→ Task description: How many lines in this material include the string "Code"? Answer with the number and nothing further.

____________________

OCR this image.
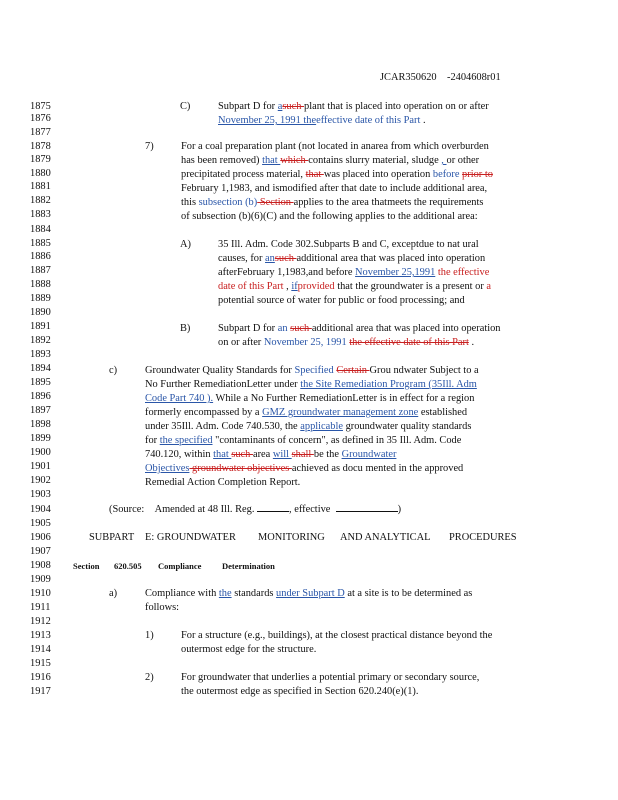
JCAR350620 -2404608r01
1875
1876
1877
1878
1879
1880
1881
1882
1883
1884
1885
1886
1887
1888
1889
1890
1891
1892
1893
1894
1895
1896
1897
1898
1899
1900
1901
1902
1903
1904
1905
1906
1907
1908
1909
1910
1911
1912
1913
1914
1915
1916
1917
C)	Subpart D for asuch plant that is placed into operation on or after
November 25, 1991 theeffective date of this Part .
7)	For a coal preparation plant (not located in anarea from which overburden
has been removed) that which contains slurry material, sludge , or other
precipitated process material, that was placed into operation before prior to
February 1,1983, and ismodified after that date to include additional area,
this subsection (b) Section applies to the area thatmeets the requirements
of subsection (b)(6)(C) and the following applies to the additional area:
A)	35 Ill. Adm. Code 302.Subparts B and C, exceptdue to nat ural
causes, for ansuch additional area that was placed into operation
afterFebruary 1,1983,and before November 25,1991 the effective
date of this Part , ifprovided that the groundwater is a present or a
potential source of water for public or food processing; and
B)	Subpart D for an such additional area that was placed into operation
on or after November 25, 1991 the effective date of this Part .
c)	Groundwater Quality Standards for Specified Certain Grou ndwater Subject to a
No Further RemediationLetter under the Site Remediation Program (35Ill. Adm
Code Part 740 ). While a No Further RemediationLetter is in effect for a region
formerly encompassed by a GMZ groundwater management zone established
under 35Ill. Adm. Code 740.530, the applicable groundwater quality standards
for the specified "contaminants of concern", as defined in 35 Ill. Adm. Code
740.120, within that such area will shall be the Groundwater
Objectives groundwater objectives achieved as docu mented in the approved
Remedial Action Completion Report.
(Source: Amended at 48 Ill. Reg.	, effective	)
SUBPART E: GROUNDWATER MONITORING AND ANALYTICAL PROCEDURES
Section 620.505 Compliance Determination
a)	Compliance with the standards under Subpart D at a site is to be determined as
follows:
1)	For a structure (e.g., buildings), at the closest practical distance beyond the
outermost edge for the structure.
2)	For groundwater that underlies a potential primary or secondary source,
the outermost edge as specified in Section 620.240(e)(1).
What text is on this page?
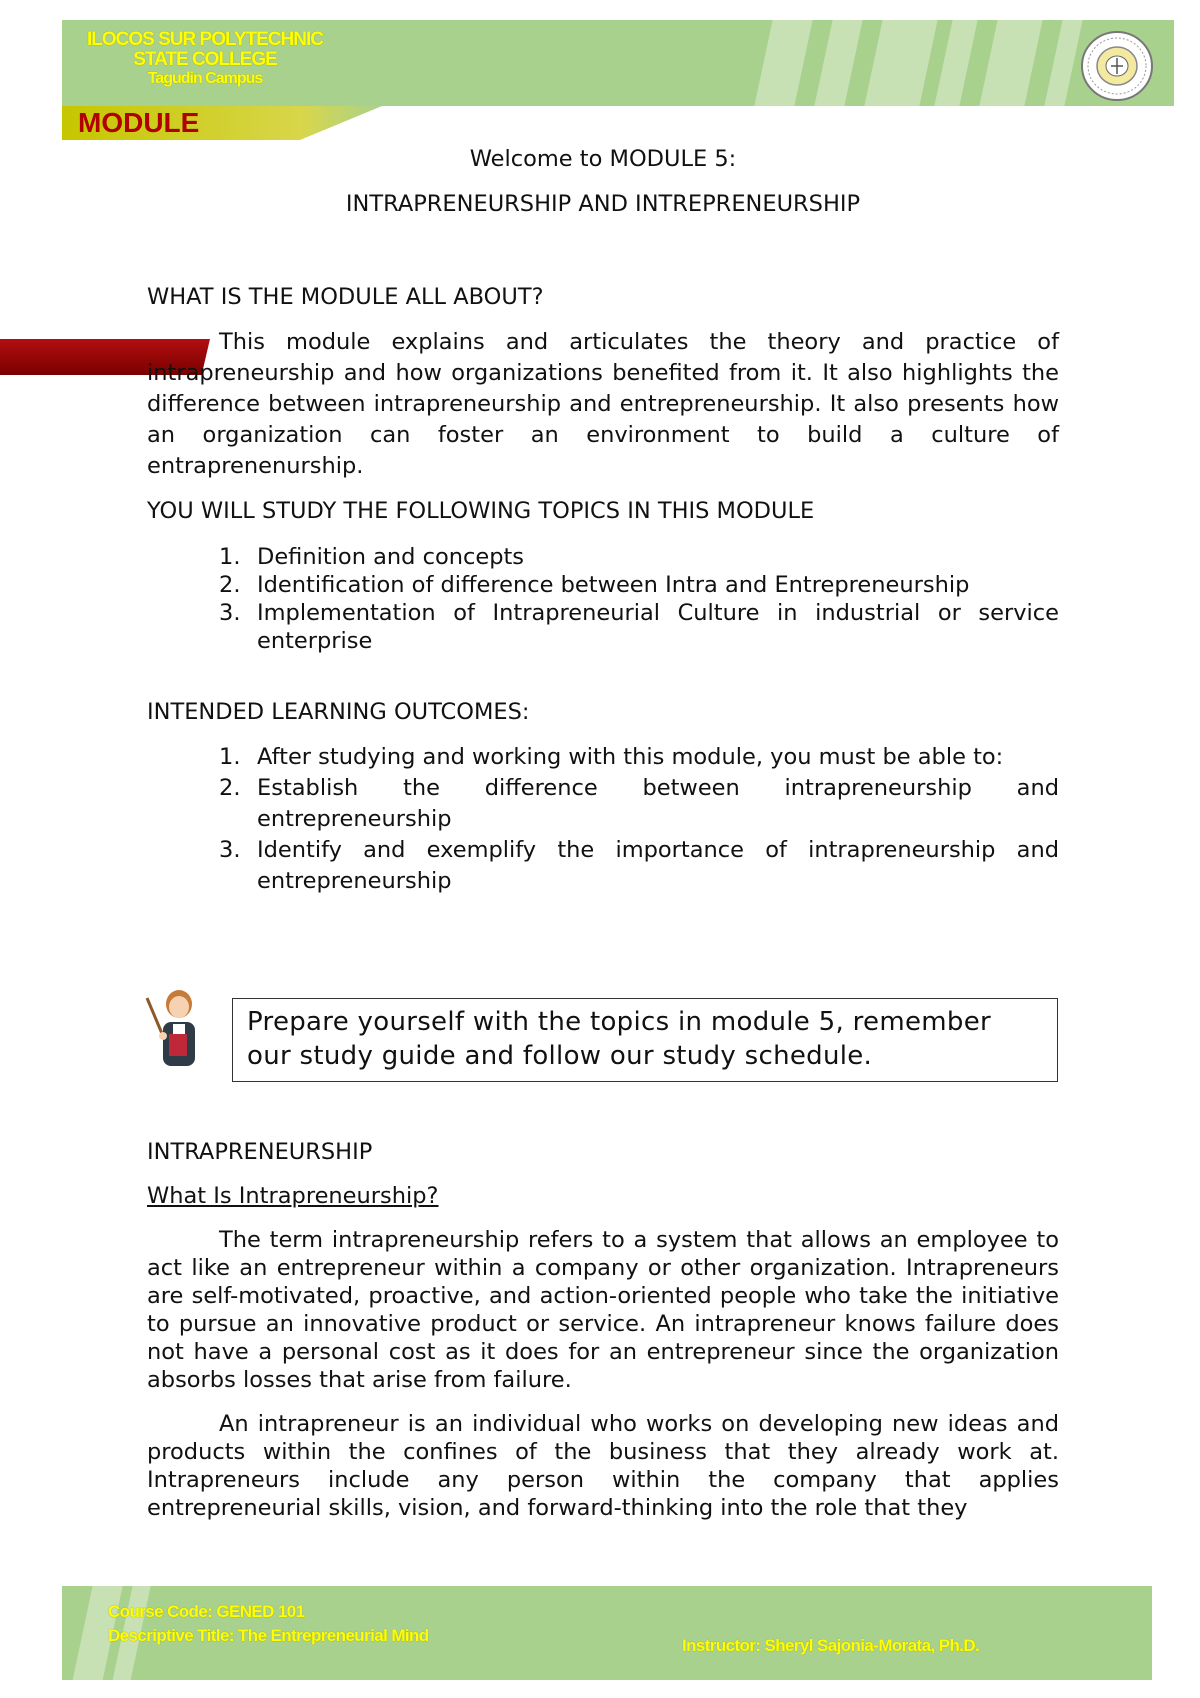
ILOCOS SUR POLYTECHNIC
STATE COLLEGE
Tagudin Campus
MODULE

Welcome to MODULE 5:

INTRAPRENEURSHIP AND INTREPRENEURSHIP

WHAT IS THE MODULE ALL ABOUT?

This module explains and articulates the theory and practice of intrapreneurship and how organizations benefited from it. It also highlights the difference between intrapreneurship and entrepreneurship. It also presents how an organization can foster an environment to build a culture of entraprenenurship.

YOU WILL STUDY THE FOLLOWING TOPICS IN THIS MODULE

1. Definition and concepts
2. Identification of difference between Intra and Entrepreneurship
3. Implementation of Intrapreneurial Culture in industrial or service enterprise

INTENDED LEARNING OUTCOMES:

1. After studying and working with this module, you must be able to:
2. Establish the difference between intrapreneurship and entrepreneurship
3. Identify and exemplify the importance of intrapreneurship and entrepreneurship
Prepare yourself with the topics in module 5, remember our study guide and follow our study schedule.

INTRAPRENEURSHIP

What Is Intrapreneurship?

The term intrapreneurship refers to a system that allows an employee to act like an entrepreneur within a company or other organization. Intrapreneurs are self-motivated, proactive, and action-oriented people who take the initiative to pursue an innovative product or service. An intrapreneur knows failure does not have a personal cost as it does for an entrepreneur since the organization absorbs losses that arise from failure.

An intrapreneur is an individual who works on developing new ideas and products within the confines of the business that they already work at. Intrapreneurs include any person within the company that applies entrepreneurial skills, vision, and forward-thinking into the role that they

Course Code: GENED 101
Descriptive Title: The Entrepreneurial Mind
Instructor: Sheryl Sajonia-Morata, Ph.D.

____________________

→ The result: 5